(SOURCE TEXT Opens)

So despite the currently political and economic turmoil, the future for BTR suburban communities shows no sign of abating. Amalgamation with other property classes including the later living and affordable housing sectors, joint ventures leading to innovative cross-subsidies, and public/private partnerships are adding to the wide-ranging appeal.
Furthermore, the BTR suburban communities model in the UK has some catching up to do with other markets: in Europe a high proportion families rent (as many as 60%, for example, in Switzerland) and in the US the predominant form of BTR, accounting for 70% of the market, is larger, family-oriented homes, within low-rise, suburban developments.
A preference for residential property
Prior to the pandemic, institutional investment in UK real estate was focused on commercial property. But the world has changed, and residential property is demonstrably the more robust asset class, with yields consistently out-stripping those of the commercial sector. LRG has seen significantly increased interest in BTR by institutional investors, including from owners of either commercial or retail properties (which may be converted into residential under Permitted Development Rights) and simultaneously, retail property investors and operators such as the John Lewis Partnership, which has recently revealed the first three locations where it plans to debut its ambitious plans for the BTR market.
Meeting ESG goals
Finally, the appeal of BTR suburban communities includes the ability to address the ESG goals which rank highly as an objective of institutional investors.
Corporate entities such as John Lewis moving BTR is prompted by social responsibility: John Lewis plans to address inadequacies in the PRS by offering, ‘the trust, quality and service that people expect from John Lewis and potentially offering discounted rents to the Partnership's 80,000-strong workforce’.

(SOURCE TEXT Closes)
(DATA SECTION Opens)

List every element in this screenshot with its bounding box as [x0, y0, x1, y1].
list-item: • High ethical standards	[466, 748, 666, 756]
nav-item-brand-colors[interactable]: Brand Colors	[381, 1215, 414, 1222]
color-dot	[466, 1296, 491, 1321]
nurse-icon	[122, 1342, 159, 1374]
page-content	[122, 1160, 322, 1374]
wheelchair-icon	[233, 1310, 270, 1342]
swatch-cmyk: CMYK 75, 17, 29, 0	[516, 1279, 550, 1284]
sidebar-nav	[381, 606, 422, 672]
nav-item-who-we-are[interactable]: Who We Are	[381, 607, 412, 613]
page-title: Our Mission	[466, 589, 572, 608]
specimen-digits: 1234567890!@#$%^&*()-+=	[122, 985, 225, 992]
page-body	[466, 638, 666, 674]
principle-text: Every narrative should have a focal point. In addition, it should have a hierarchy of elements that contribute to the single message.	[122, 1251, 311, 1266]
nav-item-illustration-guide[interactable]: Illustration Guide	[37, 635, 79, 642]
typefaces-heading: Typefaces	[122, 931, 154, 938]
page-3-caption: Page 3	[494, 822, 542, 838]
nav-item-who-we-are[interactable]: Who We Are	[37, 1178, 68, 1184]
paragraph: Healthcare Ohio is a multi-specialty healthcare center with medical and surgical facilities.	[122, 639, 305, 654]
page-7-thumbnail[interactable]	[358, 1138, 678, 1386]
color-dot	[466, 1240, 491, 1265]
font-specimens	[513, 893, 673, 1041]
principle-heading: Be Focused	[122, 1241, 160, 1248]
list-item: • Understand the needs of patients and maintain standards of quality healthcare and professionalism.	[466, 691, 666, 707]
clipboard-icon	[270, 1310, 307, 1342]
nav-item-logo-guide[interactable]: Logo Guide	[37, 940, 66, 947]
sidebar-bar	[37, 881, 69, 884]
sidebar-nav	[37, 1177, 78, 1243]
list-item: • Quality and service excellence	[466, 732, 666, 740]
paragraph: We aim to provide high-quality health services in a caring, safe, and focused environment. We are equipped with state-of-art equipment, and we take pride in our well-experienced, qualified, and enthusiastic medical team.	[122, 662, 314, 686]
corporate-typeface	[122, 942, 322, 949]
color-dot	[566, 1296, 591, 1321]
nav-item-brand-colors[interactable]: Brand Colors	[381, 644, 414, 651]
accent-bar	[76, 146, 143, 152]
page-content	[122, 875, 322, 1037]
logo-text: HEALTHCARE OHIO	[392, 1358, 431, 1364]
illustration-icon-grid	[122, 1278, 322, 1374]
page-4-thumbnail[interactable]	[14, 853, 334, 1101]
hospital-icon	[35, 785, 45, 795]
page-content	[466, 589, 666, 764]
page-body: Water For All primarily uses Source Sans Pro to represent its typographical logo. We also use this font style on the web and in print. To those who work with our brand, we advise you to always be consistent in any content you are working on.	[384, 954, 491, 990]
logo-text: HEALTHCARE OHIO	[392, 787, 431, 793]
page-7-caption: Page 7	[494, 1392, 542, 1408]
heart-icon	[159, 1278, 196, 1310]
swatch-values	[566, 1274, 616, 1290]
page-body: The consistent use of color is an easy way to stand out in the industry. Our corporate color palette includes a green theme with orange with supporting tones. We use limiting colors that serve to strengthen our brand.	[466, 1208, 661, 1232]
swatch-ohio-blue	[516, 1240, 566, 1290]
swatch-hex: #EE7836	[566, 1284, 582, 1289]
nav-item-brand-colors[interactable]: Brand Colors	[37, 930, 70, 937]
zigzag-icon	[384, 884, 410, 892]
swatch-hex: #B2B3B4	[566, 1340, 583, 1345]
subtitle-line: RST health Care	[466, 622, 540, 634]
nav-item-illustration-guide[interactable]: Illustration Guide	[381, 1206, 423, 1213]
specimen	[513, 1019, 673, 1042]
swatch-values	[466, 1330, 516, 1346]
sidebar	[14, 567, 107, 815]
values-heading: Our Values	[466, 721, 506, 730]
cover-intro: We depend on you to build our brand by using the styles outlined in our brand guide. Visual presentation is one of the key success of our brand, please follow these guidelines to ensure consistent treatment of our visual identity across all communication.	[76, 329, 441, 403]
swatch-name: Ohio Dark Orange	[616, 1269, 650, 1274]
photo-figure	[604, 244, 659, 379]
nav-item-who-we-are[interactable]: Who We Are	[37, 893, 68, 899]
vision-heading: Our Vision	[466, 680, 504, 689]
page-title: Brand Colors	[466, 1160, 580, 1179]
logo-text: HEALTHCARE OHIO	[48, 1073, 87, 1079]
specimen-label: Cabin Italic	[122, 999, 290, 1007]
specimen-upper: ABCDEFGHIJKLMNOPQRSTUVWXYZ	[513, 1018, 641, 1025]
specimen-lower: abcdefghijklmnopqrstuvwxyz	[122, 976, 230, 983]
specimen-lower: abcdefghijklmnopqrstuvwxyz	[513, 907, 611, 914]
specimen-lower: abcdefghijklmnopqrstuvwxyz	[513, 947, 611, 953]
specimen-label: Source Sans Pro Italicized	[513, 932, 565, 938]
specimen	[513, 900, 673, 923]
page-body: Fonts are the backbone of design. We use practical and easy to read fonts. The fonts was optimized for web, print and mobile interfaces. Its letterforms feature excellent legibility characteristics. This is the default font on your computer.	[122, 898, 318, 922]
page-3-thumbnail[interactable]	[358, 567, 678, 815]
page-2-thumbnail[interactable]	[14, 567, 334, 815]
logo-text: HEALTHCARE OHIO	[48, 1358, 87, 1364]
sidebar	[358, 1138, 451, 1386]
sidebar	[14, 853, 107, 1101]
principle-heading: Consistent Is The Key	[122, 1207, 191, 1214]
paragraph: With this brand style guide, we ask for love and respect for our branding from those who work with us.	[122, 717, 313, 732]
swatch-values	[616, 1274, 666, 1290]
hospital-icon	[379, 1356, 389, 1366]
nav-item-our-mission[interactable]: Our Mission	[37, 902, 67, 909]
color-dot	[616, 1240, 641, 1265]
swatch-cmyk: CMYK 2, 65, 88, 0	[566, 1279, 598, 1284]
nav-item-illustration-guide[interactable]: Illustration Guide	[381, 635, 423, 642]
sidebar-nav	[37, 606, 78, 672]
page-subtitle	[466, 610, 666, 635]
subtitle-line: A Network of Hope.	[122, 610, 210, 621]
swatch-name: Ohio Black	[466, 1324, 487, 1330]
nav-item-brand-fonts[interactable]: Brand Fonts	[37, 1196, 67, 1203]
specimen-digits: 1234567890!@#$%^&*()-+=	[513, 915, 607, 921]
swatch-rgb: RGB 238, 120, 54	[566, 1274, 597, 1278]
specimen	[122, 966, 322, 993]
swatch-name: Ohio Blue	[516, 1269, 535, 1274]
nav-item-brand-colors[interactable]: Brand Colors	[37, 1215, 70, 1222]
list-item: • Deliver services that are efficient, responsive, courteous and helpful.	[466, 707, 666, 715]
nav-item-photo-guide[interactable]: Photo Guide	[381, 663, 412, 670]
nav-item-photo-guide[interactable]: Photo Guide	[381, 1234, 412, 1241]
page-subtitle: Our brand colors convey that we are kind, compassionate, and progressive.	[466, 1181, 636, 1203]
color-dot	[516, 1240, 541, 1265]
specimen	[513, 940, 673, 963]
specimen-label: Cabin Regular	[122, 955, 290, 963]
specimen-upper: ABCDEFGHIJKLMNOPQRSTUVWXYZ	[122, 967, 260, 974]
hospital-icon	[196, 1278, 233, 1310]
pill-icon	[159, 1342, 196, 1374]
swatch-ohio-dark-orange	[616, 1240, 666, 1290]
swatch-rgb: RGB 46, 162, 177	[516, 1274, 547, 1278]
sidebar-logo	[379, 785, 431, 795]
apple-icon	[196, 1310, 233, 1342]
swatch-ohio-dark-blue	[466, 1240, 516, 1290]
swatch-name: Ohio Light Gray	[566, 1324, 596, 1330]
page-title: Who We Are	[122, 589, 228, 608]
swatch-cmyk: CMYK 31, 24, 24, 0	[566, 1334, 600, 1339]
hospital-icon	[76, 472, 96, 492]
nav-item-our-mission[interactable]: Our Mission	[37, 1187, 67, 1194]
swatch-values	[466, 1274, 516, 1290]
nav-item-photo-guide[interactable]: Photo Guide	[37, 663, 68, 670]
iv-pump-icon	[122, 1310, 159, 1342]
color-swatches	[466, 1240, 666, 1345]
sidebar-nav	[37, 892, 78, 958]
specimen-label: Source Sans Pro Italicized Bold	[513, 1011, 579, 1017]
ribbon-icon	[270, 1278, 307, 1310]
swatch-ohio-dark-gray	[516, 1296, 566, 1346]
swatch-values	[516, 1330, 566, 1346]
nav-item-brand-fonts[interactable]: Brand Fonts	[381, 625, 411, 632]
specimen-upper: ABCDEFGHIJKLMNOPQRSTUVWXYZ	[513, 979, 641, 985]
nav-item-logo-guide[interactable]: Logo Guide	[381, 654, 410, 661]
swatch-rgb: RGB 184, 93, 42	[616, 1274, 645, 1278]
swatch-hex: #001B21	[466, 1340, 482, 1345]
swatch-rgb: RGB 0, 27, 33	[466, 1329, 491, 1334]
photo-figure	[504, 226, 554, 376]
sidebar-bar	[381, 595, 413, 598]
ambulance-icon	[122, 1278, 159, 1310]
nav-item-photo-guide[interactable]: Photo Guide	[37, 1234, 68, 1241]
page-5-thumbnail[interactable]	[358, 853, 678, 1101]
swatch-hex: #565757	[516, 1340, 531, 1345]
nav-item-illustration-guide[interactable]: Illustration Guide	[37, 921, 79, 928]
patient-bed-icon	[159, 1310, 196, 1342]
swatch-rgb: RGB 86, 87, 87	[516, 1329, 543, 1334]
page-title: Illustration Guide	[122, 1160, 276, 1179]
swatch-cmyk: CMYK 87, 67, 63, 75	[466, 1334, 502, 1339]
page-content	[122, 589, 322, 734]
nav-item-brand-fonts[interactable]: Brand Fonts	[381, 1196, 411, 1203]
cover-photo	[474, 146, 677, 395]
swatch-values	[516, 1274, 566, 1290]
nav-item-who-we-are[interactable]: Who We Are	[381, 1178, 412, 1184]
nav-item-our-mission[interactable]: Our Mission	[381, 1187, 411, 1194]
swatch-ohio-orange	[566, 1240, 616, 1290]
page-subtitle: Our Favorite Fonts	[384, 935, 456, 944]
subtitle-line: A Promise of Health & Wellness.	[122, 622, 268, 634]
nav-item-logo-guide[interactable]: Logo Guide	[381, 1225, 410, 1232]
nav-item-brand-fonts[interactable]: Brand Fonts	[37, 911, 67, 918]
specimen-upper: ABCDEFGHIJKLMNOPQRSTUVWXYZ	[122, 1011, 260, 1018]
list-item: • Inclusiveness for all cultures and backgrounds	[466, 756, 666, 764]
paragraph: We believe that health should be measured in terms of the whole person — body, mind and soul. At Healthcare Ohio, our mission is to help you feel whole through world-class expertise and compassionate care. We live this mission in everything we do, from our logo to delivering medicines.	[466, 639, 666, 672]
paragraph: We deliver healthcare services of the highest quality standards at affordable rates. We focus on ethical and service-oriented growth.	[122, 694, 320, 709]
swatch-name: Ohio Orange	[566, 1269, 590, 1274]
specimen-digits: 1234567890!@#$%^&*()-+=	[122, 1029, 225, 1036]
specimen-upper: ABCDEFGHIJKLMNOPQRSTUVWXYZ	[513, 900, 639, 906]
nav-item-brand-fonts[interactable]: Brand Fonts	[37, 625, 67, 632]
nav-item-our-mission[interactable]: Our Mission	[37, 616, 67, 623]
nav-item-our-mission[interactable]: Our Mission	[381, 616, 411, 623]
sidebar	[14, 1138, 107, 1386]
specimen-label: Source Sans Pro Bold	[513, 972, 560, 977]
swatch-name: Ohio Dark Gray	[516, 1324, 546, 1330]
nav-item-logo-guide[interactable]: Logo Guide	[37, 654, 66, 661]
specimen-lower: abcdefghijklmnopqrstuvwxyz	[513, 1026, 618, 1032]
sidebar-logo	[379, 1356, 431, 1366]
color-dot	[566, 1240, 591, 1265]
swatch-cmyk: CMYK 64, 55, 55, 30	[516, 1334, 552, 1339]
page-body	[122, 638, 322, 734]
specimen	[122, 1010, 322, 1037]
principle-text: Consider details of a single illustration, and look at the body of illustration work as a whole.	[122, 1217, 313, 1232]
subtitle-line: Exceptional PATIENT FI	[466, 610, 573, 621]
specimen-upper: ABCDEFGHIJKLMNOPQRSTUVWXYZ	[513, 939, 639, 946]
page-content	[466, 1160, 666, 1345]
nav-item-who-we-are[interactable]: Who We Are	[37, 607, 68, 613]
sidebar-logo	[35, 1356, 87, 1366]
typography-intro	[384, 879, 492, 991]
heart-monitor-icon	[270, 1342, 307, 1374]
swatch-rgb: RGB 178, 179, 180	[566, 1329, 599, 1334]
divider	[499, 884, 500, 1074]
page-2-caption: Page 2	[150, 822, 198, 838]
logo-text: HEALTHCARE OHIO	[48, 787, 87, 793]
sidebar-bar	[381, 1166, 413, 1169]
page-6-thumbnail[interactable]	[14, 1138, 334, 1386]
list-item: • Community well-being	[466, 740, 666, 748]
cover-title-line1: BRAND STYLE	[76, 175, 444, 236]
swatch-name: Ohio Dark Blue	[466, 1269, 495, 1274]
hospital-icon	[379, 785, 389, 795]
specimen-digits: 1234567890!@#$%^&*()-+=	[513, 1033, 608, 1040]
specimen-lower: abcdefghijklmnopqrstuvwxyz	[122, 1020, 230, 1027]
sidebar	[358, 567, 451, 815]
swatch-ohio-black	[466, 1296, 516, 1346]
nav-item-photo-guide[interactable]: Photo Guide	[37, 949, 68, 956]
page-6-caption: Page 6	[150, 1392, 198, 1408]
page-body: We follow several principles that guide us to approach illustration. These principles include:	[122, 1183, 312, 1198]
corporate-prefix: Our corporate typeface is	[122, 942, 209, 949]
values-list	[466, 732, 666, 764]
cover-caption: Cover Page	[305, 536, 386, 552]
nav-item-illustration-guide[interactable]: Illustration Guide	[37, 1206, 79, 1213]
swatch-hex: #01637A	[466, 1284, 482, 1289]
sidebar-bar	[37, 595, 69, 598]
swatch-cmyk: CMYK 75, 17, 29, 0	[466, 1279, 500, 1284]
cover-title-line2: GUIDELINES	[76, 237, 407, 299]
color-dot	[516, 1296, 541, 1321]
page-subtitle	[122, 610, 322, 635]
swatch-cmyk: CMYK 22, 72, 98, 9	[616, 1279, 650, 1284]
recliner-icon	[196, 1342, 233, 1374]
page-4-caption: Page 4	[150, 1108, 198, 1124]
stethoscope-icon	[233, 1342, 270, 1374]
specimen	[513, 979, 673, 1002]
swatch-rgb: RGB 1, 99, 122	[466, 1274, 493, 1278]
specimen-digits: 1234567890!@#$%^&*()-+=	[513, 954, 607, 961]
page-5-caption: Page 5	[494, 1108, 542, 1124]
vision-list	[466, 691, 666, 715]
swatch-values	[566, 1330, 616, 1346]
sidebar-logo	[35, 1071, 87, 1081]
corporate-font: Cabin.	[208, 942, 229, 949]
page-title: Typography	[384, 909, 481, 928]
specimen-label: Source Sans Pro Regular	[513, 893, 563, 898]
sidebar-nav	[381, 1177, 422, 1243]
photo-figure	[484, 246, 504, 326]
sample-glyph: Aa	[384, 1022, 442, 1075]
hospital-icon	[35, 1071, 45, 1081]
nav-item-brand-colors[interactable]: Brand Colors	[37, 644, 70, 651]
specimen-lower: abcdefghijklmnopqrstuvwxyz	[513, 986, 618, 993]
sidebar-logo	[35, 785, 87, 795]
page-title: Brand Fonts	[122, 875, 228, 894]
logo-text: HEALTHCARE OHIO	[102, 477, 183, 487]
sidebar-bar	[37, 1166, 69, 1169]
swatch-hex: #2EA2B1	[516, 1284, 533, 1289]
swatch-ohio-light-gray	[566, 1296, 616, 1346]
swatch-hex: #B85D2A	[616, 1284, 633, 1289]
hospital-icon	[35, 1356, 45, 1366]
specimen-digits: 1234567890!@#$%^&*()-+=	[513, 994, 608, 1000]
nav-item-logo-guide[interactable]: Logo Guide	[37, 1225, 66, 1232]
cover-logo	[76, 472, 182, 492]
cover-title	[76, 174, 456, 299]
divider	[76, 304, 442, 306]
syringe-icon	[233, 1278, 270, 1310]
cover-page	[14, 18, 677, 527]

(DATA SECTION Closes)

EXERCISE TASKS
[A] In the build-to-rent passage, what share of the US market does the predominant form of BTR account for?
[B] Proceed with the build-to-rent passage, picking up after its final sentence.
The listing is separate material, unrelated to the build-to-rent passage.

RESPONSES TO THE TASKS
[A] 70% of the market.

[B]
Furthermore, with up to 20% of gross domestic product globally at risk from carbon emissions and institutional investors committed to meeting net zero targets, the BTR sector is at the forefront of innovation in energy efficiency. In BTR suburban communities, with the potential for combined heat plants alongside other opportunities for renewable energy and sustainable features, environmentally responsible solutions can be incorporated effectively as a result of scale and potential for efficiencies. Furthermore, the main reason why homeowners resist renewable energy features such as air source heat pumps is often concerns about maintenance – availability of both parts and technicians. Where snagging, maintenance and emergency work is the responsibility of experienced property managers, this is no longer a reason to forgo the more sustainable option.
Opportunities for expansion
The many opportunities for expansion include the potential for BTR suburban communities to incorporate later living accommodation and to form partnerships with local authorities and housing associations which enable BTR to cross-subsidise other property assets including schools and leisure facilities offer opportunities joint ventures.
Recent analysis by the BPF states that the BTR sector could be worth £170bn by 2032, with the number of units set to rise from 76,800 to more than 380,000. Our experience to date substantiates this prediction, and we look forward to the inevitable rise in BTR suburban communities in the UK.